» **Problem description**: Without the pictures, return each record as it appears.
### Information shown
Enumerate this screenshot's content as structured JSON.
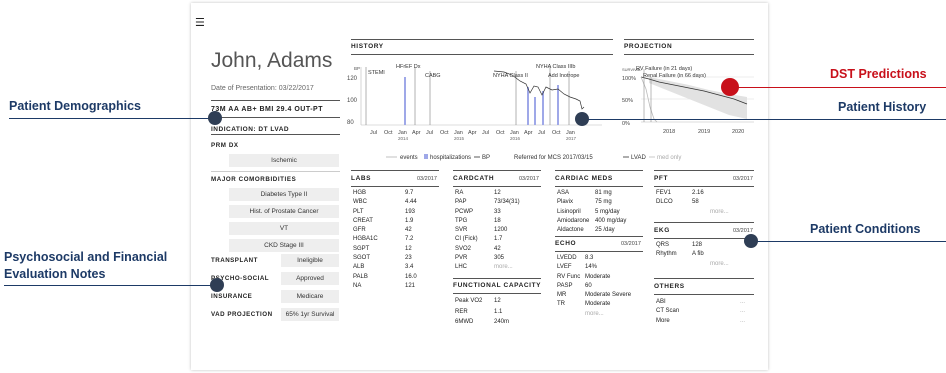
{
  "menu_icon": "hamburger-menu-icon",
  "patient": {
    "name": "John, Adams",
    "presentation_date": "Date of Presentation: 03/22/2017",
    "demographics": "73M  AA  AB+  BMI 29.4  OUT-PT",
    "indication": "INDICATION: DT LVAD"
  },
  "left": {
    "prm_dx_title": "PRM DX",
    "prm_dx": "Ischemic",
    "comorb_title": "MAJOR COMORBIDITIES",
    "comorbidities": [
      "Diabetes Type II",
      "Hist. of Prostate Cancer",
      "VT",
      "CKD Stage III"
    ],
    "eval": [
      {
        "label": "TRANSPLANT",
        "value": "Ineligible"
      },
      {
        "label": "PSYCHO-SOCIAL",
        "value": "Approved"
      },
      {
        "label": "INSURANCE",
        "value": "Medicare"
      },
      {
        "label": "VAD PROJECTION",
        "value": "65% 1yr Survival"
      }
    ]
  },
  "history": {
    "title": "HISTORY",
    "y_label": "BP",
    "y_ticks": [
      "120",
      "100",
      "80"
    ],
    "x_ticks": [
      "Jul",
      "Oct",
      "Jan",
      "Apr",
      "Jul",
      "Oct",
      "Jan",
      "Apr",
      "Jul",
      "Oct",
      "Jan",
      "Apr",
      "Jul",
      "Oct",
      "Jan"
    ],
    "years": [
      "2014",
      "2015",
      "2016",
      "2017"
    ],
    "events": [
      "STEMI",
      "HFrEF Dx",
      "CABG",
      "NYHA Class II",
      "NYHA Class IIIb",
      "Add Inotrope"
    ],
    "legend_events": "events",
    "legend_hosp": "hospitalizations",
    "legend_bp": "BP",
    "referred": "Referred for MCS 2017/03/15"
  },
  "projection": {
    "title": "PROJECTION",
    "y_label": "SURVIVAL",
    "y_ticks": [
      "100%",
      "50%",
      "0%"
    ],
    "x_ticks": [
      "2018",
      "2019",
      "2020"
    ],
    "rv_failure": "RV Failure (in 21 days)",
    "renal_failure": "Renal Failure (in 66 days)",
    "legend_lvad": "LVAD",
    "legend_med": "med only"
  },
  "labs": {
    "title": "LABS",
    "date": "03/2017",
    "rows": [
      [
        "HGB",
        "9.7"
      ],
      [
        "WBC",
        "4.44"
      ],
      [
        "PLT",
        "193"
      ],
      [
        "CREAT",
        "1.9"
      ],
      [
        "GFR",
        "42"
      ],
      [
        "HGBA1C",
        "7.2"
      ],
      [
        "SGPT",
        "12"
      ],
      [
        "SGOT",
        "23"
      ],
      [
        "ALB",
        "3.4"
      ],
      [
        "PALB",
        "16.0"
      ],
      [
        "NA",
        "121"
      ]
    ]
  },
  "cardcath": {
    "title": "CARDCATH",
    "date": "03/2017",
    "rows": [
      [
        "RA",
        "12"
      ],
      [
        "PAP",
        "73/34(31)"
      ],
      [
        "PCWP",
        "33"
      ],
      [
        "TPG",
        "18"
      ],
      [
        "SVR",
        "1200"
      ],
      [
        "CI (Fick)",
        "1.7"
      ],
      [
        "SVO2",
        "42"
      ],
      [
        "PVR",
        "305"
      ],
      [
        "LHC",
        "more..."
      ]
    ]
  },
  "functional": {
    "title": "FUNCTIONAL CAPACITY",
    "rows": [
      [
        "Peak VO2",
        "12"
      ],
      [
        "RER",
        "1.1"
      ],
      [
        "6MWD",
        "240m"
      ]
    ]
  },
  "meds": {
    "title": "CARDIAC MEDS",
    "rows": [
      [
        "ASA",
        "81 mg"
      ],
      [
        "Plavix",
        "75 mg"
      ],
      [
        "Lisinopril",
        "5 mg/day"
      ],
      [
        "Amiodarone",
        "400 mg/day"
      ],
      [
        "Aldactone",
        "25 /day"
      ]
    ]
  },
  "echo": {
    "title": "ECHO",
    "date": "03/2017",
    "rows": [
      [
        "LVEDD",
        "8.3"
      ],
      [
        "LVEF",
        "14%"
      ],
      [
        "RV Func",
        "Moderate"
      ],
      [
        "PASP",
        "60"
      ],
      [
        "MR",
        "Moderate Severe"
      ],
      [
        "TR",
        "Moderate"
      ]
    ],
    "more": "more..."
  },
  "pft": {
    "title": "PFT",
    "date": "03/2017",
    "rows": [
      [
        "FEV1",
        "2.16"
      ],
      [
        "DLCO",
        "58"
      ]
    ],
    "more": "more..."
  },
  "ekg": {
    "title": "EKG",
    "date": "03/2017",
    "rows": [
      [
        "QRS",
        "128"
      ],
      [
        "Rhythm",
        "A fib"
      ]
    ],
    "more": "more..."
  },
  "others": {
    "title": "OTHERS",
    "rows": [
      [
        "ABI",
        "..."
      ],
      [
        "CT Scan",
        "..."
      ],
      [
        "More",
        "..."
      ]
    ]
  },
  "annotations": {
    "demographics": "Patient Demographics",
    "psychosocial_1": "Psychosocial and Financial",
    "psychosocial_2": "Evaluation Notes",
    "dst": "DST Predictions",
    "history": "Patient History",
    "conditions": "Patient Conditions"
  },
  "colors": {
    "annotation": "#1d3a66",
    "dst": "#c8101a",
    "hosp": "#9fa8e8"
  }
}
######
» **Answer to this task**:
Enumerate this screenshot's content as structured JSON.
{
  "menu_icon": "hamburger-menu-icon",
  "patient": {
    "name": "John, Adams",
    "presentation_date": "Date of Presentation: 03/22/2017",
    "demographics": "73M  AA  AB+  BMI 29.4  OUT-PT",
    "indication": "INDICATION: DT LVAD"
  },
  "left": {
    "prm_dx_title": "PRM DX",
    "prm_dx": "Ischemic",
    "comorb_title": "MAJOR COMORBIDITIES",
    "comorbidities": [
      "Diabetes Type II",
      "Hist. of Prostate Cancer",
      "VT",
      "CKD Stage III"
    ],
    "eval": [
      {
        "label": "TRANSPLANT",
        "value": "Ineligible"
      },
      {
        "label": "PSYCHO-SOCIAL",
        "value": "Approved"
      },
      {
        "label": "INSURANCE",
        "value": "Medicare"
      },
      {
        "label": "VAD PROJECTION",
        "value": "65% 1yr Survival"
      }
    ]
  },
  "history": {
    "title": "HISTORY",
    "y_label": "BP",
    "y_ticks": [
      "120",
      "100",
      "80"
    ],
    "x_ticks": [
      "Jul",
      "Oct",
      "Jan",
      "Apr",
      "Jul",
      "Oct",
      "Jan",
      "Apr",
      "Jul",
      "Oct",
      "Jan",
      "Apr",
      "Jul",
      "Oct",
      "Jan"
    ],
    "years": [
      "2014",
      "2015",
      "2016",
      "2017"
    ],
    "events": [
      "STEMI",
      "HFrEF Dx",
      "CABG",
      "NYHA Class II",
      "NYHA Class IIIb",
      "Add Inotrope"
    ],
    "legend_events": "events",
    "legend_hosp": "hospitalizations",
    "legend_bp": "BP",
    "referred": "Referred for MCS 2017/03/15"
  },
  "projection": {
    "title": "PROJECTION",
    "y_label": "SURVIVAL",
    "y_ticks": [
      "100%",
      "50%",
      "0%"
    ],
    "x_ticks": [
      "2018",
      "2019",
      "2020"
    ],
    "rv_failure": "RV Failure (in 21 days)",
    "renal_failure": "Renal Failure (in 66 days)",
    "legend_lvad": "LVAD",
    "legend_med": "med only"
  },
  "labs": {
    "title": "LABS",
    "date": "03/2017",
    "rows": [
      [
        "HGB",
        "9.7"
      ],
      [
        "WBC",
        "4.44"
      ],
      [
        "PLT",
        "193"
      ],
      [
        "CREAT",
        "1.9"
      ],
      [
        "GFR",
        "42"
      ],
      [
        "HGBA1C",
        "7.2"
      ],
      [
        "SGPT",
        "12"
      ],
      [
        "SGOT",
        "23"
      ],
      [
        "ALB",
        "3.4"
      ],
      [
        "PALB",
        "16.0"
      ],
      [
        "NA",
        "121"
      ]
    ]
  },
  "cardcath": {
    "title": "CARDCATH",
    "date": "03/2017",
    "rows": [
      [
        "RA",
        "12"
      ],
      [
        "PAP",
        "73/34(31)"
      ],
      [
        "PCWP",
        "33"
      ],
      [
        "TPG",
        "18"
      ],
      [
        "SVR",
        "1200"
      ],
      [
        "CI (Fick)",
        "1.7"
      ],
      [
        "SVO2",
        "42"
      ],
      [
        "PVR",
        "305"
      ],
      [
        "LHC",
        "more..."
      ]
    ]
  },
  "functional": {
    "title": "FUNCTIONAL CAPACITY",
    "rows": [
      [
        "Peak VO2",
        "12"
      ],
      [
        "RER",
        "1.1"
      ],
      [
        "6MWD",
        "240m"
      ]
    ]
  },
  "meds": {
    "title": "CARDIAC MEDS",
    "rows": [
      [
        "ASA",
        "81 mg"
      ],
      [
        "Plavix",
        "75 mg"
      ],
      [
        "Lisinopril",
        "5 mg/day"
      ],
      [
        "Amiodarone",
        "400 mg/day"
      ],
      [
        "Aldactone",
        "25 /day"
      ]
    ]
  },
  "echo": {
    "title": "ECHO",
    "date": "03/2017",
    "rows": [
      [
        "LVEDD",
        "8.3"
      ],
      [
        "LVEF",
        "14%"
      ],
      [
        "RV Func",
        "Moderate"
      ],
      [
        "PASP",
        "60"
      ],
      [
        "MR",
        "Moderate Severe"
      ],
      [
        "TR",
        "Moderate"
      ]
    ],
    "more": "more..."
  },
  "pft": {
    "title": "PFT",
    "date": "03/2017",
    "rows": [
      [
        "FEV1",
        "2.16"
      ],
      [
        "DLCO",
        "58"
      ]
    ],
    "more": "more..."
  },
  "ekg": {
    "title": "EKG",
    "date": "03/2017",
    "rows": [
      [
        "QRS",
        "128"
      ],
      [
        "Rhythm",
        "A fib"
      ]
    ],
    "more": "more..."
  },
  "others": {
    "title": "OTHERS",
    "rows": [
      [
        "ABI",
        "..."
      ],
      [
        "CT Scan",
        "..."
      ],
      [
        "More",
        "..."
      ]
    ]
  },
  "annotations": {
    "demographics": "Patient Demographics",
    "psychosocial_1": "Psychosocial and Financial",
    "psychosocial_2": "Evaluation Notes",
    "dst": "DST Predictions",
    "history": "Patient History",
    "conditions": "Patient Conditions"
  },
  "colors": {
    "annotation": "#1d3a66",
    "dst": "#c8101a",
    "hosp": "#9fa8e8"
  }
}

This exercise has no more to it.